DIRECTION:
Reply with one number only, the count of lines holding the string "JSON".

RECORDED INFORMATION:

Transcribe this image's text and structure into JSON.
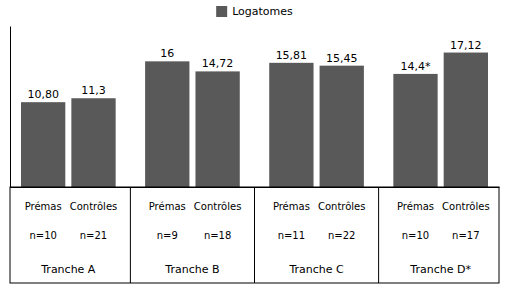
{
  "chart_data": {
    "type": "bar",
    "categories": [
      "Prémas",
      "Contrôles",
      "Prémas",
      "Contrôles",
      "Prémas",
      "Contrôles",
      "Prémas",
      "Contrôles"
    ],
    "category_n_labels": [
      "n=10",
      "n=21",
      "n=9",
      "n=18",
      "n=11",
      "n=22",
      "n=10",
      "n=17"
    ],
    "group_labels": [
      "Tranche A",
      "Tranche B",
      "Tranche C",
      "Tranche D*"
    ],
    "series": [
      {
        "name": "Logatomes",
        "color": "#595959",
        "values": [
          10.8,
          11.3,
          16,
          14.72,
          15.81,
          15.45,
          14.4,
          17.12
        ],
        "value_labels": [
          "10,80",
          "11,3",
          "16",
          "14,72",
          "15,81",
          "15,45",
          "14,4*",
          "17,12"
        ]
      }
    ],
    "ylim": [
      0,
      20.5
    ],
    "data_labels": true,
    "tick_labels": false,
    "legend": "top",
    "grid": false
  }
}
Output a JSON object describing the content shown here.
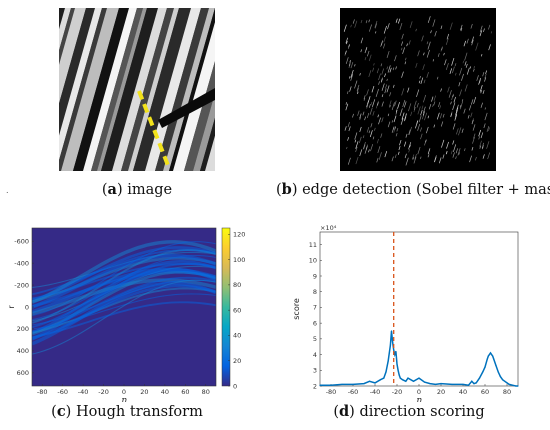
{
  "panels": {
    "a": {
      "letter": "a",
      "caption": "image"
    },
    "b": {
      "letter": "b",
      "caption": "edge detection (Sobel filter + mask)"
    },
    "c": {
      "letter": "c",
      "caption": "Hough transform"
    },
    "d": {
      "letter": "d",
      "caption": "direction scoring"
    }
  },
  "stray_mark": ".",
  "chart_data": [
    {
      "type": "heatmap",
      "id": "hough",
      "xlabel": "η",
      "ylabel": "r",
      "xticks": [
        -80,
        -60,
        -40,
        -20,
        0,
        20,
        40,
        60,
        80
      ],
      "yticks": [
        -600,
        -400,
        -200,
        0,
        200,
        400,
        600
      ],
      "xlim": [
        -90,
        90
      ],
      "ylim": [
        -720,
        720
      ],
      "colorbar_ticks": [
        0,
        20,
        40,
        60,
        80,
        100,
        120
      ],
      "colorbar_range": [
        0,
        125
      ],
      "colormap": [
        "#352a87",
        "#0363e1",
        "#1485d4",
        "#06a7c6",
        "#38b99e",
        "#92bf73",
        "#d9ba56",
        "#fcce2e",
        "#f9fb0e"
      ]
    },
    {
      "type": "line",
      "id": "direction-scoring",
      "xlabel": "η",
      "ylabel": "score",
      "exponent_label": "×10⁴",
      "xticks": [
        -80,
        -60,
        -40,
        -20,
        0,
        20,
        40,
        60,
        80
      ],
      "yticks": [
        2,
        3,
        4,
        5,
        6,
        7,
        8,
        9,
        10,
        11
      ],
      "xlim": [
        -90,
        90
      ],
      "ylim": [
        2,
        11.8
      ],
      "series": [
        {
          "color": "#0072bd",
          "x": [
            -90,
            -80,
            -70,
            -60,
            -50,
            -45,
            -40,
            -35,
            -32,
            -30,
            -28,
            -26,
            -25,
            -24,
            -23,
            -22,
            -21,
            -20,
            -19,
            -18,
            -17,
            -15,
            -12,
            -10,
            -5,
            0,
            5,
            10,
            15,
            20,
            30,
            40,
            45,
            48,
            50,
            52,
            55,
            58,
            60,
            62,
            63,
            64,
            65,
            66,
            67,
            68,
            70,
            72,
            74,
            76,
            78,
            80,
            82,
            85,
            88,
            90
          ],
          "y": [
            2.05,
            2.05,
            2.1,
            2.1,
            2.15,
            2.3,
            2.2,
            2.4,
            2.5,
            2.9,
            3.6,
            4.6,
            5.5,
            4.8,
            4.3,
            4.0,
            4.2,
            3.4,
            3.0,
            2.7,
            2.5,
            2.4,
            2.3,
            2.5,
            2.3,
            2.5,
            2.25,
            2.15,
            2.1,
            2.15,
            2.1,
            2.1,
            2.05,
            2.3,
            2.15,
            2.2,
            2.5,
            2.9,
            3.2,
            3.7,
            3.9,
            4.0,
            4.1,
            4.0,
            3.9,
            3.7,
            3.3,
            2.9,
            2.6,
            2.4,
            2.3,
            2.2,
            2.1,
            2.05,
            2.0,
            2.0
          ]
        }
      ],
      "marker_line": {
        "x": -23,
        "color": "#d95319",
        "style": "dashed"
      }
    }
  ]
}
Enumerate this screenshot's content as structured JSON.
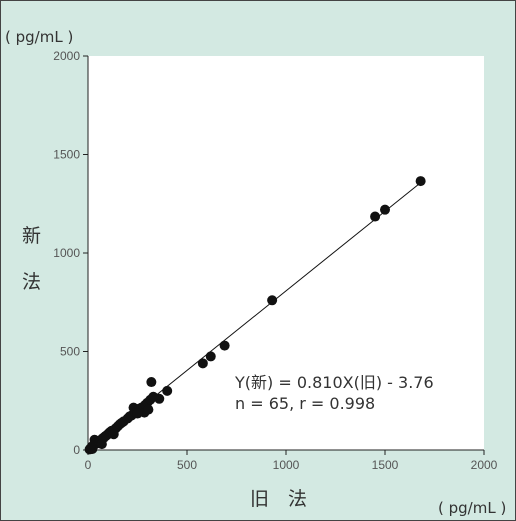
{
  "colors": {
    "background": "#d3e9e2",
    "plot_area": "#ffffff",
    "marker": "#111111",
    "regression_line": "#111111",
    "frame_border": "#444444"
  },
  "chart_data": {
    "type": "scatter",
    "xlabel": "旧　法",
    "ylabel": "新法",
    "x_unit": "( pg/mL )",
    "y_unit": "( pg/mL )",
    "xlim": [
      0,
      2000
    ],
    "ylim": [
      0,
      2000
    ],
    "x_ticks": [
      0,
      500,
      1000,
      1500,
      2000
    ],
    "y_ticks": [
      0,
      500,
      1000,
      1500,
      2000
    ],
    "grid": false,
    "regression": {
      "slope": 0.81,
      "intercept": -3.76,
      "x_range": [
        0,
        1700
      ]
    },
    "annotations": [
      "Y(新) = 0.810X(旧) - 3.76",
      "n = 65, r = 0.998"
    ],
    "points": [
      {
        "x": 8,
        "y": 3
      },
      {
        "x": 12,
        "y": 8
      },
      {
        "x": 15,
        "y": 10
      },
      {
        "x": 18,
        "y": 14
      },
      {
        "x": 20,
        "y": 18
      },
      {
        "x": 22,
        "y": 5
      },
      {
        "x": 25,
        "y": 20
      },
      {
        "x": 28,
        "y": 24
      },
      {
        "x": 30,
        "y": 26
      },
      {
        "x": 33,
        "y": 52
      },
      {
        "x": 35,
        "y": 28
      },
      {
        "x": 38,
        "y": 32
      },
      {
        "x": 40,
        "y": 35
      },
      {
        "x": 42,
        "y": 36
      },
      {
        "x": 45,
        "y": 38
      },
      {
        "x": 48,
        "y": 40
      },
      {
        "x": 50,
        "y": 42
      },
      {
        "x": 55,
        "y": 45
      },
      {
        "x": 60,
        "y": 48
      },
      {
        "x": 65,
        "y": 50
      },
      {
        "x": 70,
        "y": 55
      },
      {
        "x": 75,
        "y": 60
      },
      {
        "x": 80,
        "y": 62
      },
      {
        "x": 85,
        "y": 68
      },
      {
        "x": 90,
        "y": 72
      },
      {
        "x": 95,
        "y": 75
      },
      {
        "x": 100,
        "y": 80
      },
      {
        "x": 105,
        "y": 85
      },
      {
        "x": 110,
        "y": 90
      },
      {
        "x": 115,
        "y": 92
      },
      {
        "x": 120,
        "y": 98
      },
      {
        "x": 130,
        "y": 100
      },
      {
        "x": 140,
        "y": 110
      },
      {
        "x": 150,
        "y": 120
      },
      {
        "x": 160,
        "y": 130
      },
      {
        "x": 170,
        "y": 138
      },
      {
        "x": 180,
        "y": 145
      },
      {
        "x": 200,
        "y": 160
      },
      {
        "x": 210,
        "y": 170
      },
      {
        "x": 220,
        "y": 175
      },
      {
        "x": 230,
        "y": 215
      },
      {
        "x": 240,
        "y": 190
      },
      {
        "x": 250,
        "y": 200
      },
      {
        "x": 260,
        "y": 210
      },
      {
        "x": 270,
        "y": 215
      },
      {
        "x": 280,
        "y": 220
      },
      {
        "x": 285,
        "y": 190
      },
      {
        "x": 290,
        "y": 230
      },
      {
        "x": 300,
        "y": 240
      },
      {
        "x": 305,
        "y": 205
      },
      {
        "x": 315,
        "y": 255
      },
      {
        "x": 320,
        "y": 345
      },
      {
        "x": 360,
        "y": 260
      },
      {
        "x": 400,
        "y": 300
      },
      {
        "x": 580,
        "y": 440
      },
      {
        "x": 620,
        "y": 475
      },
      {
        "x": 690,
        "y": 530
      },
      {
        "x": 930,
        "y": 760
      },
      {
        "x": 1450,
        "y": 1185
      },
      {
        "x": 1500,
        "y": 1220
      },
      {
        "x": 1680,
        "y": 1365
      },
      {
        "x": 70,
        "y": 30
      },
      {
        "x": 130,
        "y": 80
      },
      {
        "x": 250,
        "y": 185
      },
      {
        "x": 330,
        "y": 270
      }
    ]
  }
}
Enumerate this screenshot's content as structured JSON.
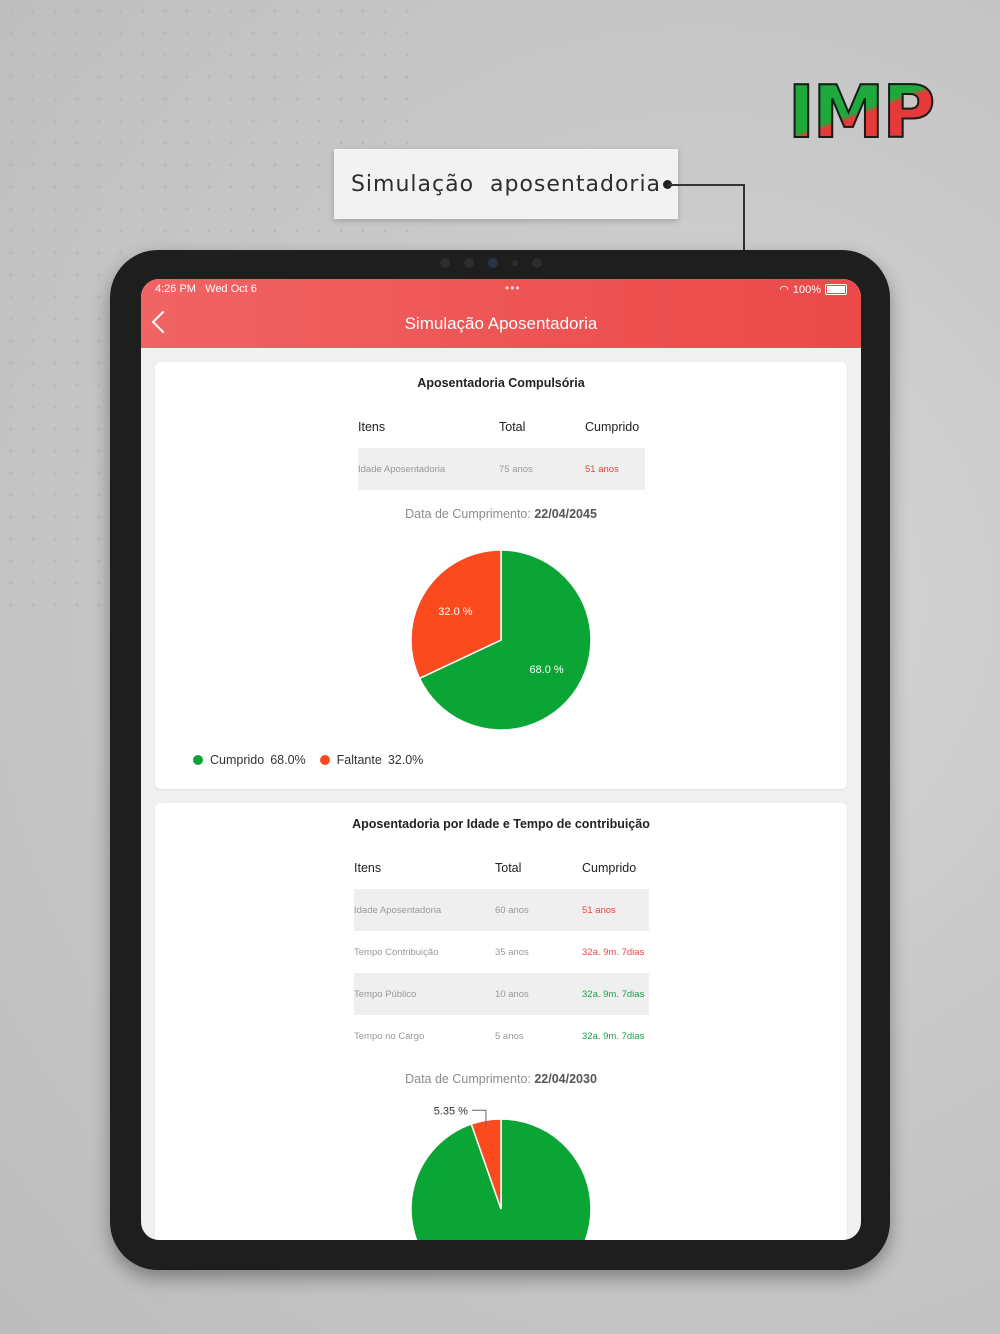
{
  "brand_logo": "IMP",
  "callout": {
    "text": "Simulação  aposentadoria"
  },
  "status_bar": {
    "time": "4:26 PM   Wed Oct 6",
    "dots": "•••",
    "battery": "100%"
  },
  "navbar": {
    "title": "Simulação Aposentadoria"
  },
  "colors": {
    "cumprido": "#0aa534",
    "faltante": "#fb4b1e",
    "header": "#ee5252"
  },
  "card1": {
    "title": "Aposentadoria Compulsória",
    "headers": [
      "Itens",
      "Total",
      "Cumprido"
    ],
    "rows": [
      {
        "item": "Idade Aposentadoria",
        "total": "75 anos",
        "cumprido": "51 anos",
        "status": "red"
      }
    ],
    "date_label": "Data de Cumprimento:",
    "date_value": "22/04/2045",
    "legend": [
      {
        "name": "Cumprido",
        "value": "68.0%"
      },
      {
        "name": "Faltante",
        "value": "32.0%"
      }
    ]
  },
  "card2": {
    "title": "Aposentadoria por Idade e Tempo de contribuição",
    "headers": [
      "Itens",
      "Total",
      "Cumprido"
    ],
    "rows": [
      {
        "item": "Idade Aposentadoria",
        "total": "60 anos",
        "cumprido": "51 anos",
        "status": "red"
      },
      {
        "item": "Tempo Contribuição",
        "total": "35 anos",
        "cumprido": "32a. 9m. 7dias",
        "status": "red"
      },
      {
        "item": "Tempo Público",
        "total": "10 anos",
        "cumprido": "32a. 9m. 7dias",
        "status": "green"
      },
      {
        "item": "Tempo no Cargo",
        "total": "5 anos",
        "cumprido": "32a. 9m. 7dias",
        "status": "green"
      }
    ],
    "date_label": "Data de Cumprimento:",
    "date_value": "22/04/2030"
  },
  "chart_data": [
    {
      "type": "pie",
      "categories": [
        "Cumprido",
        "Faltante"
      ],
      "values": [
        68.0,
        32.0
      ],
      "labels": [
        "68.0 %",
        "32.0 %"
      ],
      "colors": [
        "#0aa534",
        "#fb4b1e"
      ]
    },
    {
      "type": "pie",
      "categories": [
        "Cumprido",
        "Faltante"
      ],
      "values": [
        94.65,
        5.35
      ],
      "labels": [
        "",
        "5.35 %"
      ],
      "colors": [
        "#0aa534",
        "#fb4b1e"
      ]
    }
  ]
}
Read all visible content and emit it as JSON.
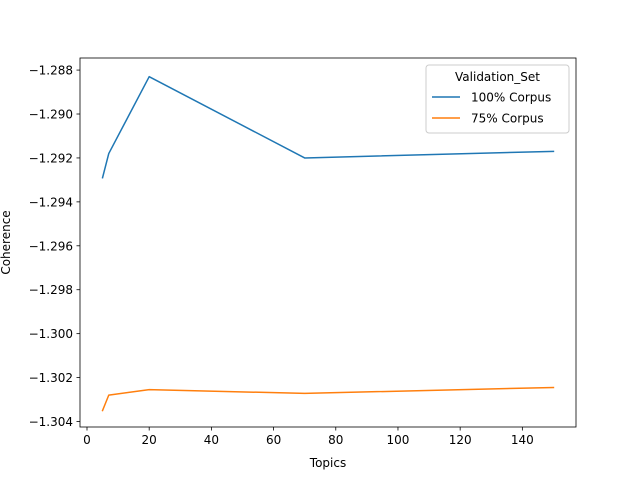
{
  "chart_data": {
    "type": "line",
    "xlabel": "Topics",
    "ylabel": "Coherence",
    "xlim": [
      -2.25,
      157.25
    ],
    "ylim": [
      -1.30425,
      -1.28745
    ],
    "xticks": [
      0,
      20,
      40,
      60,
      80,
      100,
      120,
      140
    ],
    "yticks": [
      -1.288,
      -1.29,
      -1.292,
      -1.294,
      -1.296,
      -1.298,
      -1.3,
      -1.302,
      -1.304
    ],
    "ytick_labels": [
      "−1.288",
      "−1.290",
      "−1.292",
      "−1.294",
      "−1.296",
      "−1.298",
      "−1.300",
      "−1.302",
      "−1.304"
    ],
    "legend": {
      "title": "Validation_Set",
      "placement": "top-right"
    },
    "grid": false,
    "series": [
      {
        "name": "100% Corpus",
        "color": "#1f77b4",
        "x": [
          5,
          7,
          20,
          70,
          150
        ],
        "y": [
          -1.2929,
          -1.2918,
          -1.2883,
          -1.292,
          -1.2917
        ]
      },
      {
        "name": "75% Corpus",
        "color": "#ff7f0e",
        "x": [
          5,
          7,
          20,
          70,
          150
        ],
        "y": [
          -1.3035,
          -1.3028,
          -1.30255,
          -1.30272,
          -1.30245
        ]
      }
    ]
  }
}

TASK SOLUTION:
5